DATA EXTRACT
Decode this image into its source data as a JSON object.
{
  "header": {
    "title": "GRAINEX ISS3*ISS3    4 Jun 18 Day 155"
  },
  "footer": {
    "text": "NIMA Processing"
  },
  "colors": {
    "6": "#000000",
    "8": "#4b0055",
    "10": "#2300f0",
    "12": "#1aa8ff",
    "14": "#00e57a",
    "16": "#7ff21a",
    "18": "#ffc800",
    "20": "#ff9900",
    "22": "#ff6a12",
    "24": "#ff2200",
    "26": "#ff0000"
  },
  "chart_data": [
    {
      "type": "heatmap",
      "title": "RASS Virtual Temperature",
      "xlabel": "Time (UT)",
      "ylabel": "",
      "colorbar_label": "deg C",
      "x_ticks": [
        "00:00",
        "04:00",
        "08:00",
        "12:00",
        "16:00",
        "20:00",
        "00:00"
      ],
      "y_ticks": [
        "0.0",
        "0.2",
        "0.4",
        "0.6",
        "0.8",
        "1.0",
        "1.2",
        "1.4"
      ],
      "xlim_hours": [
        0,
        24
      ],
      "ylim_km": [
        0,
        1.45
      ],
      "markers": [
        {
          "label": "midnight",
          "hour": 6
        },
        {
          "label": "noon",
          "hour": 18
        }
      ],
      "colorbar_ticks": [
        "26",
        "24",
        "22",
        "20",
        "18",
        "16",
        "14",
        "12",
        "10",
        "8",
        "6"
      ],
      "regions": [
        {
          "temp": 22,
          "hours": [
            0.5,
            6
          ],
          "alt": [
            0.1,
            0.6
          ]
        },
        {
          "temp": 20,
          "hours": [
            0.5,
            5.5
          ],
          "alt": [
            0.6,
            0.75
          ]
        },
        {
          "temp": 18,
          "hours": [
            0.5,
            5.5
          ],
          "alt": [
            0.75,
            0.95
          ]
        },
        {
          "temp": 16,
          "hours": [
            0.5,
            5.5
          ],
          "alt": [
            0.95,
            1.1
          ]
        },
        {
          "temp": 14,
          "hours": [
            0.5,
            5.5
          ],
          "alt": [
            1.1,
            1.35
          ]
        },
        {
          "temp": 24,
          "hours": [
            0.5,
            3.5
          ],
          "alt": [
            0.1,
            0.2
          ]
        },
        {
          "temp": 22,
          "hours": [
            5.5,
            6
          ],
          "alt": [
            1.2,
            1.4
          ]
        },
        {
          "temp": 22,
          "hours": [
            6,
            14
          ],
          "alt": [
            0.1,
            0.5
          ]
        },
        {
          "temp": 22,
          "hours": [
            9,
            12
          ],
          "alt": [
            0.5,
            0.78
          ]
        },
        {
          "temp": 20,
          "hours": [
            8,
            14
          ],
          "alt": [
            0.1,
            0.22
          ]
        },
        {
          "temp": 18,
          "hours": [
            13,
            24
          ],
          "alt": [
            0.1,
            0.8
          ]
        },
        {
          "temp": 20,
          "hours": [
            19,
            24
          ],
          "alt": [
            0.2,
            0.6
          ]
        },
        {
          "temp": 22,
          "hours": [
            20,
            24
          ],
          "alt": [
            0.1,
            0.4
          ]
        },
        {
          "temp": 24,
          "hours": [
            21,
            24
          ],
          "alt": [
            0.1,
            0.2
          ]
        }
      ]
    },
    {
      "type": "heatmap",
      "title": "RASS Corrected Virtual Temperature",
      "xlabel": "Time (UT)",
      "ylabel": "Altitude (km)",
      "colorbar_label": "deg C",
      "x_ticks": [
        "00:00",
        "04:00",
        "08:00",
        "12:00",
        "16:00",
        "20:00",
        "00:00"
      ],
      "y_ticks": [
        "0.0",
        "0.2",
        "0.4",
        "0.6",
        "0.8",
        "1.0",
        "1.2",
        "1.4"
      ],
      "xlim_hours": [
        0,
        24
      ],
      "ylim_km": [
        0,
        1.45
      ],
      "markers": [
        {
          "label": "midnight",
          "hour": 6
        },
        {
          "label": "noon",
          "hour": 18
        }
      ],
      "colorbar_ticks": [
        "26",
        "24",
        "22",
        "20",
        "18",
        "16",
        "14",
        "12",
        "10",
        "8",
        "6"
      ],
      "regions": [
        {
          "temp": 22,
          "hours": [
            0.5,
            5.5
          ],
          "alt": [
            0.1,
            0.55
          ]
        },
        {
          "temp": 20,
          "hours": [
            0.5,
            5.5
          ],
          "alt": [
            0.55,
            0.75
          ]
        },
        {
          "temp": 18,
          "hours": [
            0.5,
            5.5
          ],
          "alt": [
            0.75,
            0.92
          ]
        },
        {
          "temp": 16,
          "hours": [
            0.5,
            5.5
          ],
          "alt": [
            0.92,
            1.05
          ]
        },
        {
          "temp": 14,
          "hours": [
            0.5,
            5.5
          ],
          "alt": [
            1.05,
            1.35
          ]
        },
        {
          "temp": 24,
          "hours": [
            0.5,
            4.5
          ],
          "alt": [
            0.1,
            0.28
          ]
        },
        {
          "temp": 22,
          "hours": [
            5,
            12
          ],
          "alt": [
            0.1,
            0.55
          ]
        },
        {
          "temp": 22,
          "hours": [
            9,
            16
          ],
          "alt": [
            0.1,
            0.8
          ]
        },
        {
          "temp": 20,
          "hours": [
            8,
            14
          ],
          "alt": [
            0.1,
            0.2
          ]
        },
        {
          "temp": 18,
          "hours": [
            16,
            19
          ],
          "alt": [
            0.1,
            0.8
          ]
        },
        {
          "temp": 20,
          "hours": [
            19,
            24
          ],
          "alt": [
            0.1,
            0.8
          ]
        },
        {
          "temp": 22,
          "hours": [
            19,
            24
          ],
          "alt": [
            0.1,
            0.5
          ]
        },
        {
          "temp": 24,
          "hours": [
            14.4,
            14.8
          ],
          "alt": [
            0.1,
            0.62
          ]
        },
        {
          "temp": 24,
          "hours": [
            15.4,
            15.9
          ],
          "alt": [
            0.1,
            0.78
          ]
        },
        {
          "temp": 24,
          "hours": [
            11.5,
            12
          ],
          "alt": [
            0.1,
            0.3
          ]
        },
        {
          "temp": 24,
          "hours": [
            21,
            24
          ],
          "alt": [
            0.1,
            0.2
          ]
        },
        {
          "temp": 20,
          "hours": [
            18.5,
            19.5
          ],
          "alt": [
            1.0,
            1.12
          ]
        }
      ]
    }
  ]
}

AIM
Restate the data above word for word.

FULL RESPONSE
Decode this image into its source data as a JSON object.
{
  "header": {
    "title": "GRAINEX ISS3*ISS3    4 Jun 18 Day 155"
  },
  "footer": {
    "text": "NIMA Processing"
  },
  "colors": {
    "6": "#000000",
    "8": "#4b0055",
    "10": "#2300f0",
    "12": "#1aa8ff",
    "14": "#00e57a",
    "16": "#7ff21a",
    "18": "#ffc800",
    "20": "#ff9900",
    "22": "#ff6a12",
    "24": "#ff2200",
    "26": "#ff0000"
  },
  "chart_data": [
    {
      "type": "heatmap",
      "title": "RASS Virtual Temperature",
      "xlabel": "Time (UT)",
      "ylabel": "",
      "colorbar_label": "deg C",
      "x_ticks": [
        "00:00",
        "04:00",
        "08:00",
        "12:00",
        "16:00",
        "20:00",
        "00:00"
      ],
      "y_ticks": [
        "0.0",
        "0.2",
        "0.4",
        "0.6",
        "0.8",
        "1.0",
        "1.2",
        "1.4"
      ],
      "xlim_hours": [
        0,
        24
      ],
      "ylim_km": [
        0,
        1.45
      ],
      "markers": [
        {
          "label": "midnight",
          "hour": 6
        },
        {
          "label": "noon",
          "hour": 18
        }
      ],
      "colorbar_ticks": [
        "26",
        "24",
        "22",
        "20",
        "18",
        "16",
        "14",
        "12",
        "10",
        "8",
        "6"
      ],
      "regions": [
        {
          "temp": 22,
          "hours": [
            0.5,
            6
          ],
          "alt": [
            0.1,
            0.6
          ]
        },
        {
          "temp": 20,
          "hours": [
            0.5,
            5.5
          ],
          "alt": [
            0.6,
            0.75
          ]
        },
        {
          "temp": 18,
          "hours": [
            0.5,
            5.5
          ],
          "alt": [
            0.75,
            0.95
          ]
        },
        {
          "temp": 16,
          "hours": [
            0.5,
            5.5
          ],
          "alt": [
            0.95,
            1.1
          ]
        },
        {
          "temp": 14,
          "hours": [
            0.5,
            5.5
          ],
          "alt": [
            1.1,
            1.35
          ]
        },
        {
          "temp": 24,
          "hours": [
            0.5,
            3.5
          ],
          "alt": [
            0.1,
            0.2
          ]
        },
        {
          "temp": 22,
          "hours": [
            5.5,
            6
          ],
          "alt": [
            1.2,
            1.4
          ]
        },
        {
          "temp": 22,
          "hours": [
            6,
            14
          ],
          "alt": [
            0.1,
            0.5
          ]
        },
        {
          "temp": 22,
          "hours": [
            9,
            12
          ],
          "alt": [
            0.5,
            0.78
          ]
        },
        {
          "temp": 20,
          "hours": [
            8,
            14
          ],
          "alt": [
            0.1,
            0.22
          ]
        },
        {
          "temp": 18,
          "hours": [
            13,
            24
          ],
          "alt": [
            0.1,
            0.8
          ]
        },
        {
          "temp": 20,
          "hours": [
            19,
            24
          ],
          "alt": [
            0.2,
            0.6
          ]
        },
        {
          "temp": 22,
          "hours": [
            20,
            24
          ],
          "alt": [
            0.1,
            0.4
          ]
        },
        {
          "temp": 24,
          "hours": [
            21,
            24
          ],
          "alt": [
            0.1,
            0.2
          ]
        }
      ]
    },
    {
      "type": "heatmap",
      "title": "RASS Corrected Virtual Temperature",
      "xlabel": "Time (UT)",
      "ylabel": "Altitude (km)",
      "colorbar_label": "deg C",
      "x_ticks": [
        "00:00",
        "04:00",
        "08:00",
        "12:00",
        "16:00",
        "20:00",
        "00:00"
      ],
      "y_ticks": [
        "0.0",
        "0.2",
        "0.4",
        "0.6",
        "0.8",
        "1.0",
        "1.2",
        "1.4"
      ],
      "xlim_hours": [
        0,
        24
      ],
      "ylim_km": [
        0,
        1.45
      ],
      "markers": [
        {
          "label": "midnight",
          "hour": 6
        },
        {
          "label": "noon",
          "hour": 18
        }
      ],
      "colorbar_ticks": [
        "26",
        "24",
        "22",
        "20",
        "18",
        "16",
        "14",
        "12",
        "10",
        "8",
        "6"
      ],
      "regions": [
        {
          "temp": 22,
          "hours": [
            0.5,
            5.5
          ],
          "alt": [
            0.1,
            0.55
          ]
        },
        {
          "temp": 20,
          "hours": [
            0.5,
            5.5
          ],
          "alt": [
            0.55,
            0.75
          ]
        },
        {
          "temp": 18,
          "hours": [
            0.5,
            5.5
          ],
          "alt": [
            0.75,
            0.92
          ]
        },
        {
          "temp": 16,
          "hours": [
            0.5,
            5.5
          ],
          "alt": [
            0.92,
            1.05
          ]
        },
        {
          "temp": 14,
          "hours": [
            0.5,
            5.5
          ],
          "alt": [
            1.05,
            1.35
          ]
        },
        {
          "temp": 24,
          "hours": [
            0.5,
            4.5
          ],
          "alt": [
            0.1,
            0.28
          ]
        },
        {
          "temp": 22,
          "hours": [
            5,
            12
          ],
          "alt": [
            0.1,
            0.55
          ]
        },
        {
          "temp": 22,
          "hours": [
            9,
            16
          ],
          "alt": [
            0.1,
            0.8
          ]
        },
        {
          "temp": 20,
          "hours": [
            8,
            14
          ],
          "alt": [
            0.1,
            0.2
          ]
        },
        {
          "temp": 18,
          "hours": [
            16,
            19
          ],
          "alt": [
            0.1,
            0.8
          ]
        },
        {
          "temp": 20,
          "hours": [
            19,
            24
          ],
          "alt": [
            0.1,
            0.8
          ]
        },
        {
          "temp": 22,
          "hours": [
            19,
            24
          ],
          "alt": [
            0.1,
            0.5
          ]
        },
        {
          "temp": 24,
          "hours": [
            14.4,
            14.8
          ],
          "alt": [
            0.1,
            0.62
          ]
        },
        {
          "temp": 24,
          "hours": [
            15.4,
            15.9
          ],
          "alt": [
            0.1,
            0.78
          ]
        },
        {
          "temp": 24,
          "hours": [
            11.5,
            12
          ],
          "alt": [
            0.1,
            0.3
          ]
        },
        {
          "temp": 24,
          "hours": [
            21,
            24
          ],
          "alt": [
            0.1,
            0.2
          ]
        },
        {
          "temp": 20,
          "hours": [
            18.5,
            19.5
          ],
          "alt": [
            1.0,
            1.12
          ]
        }
      ]
    }
  ]
}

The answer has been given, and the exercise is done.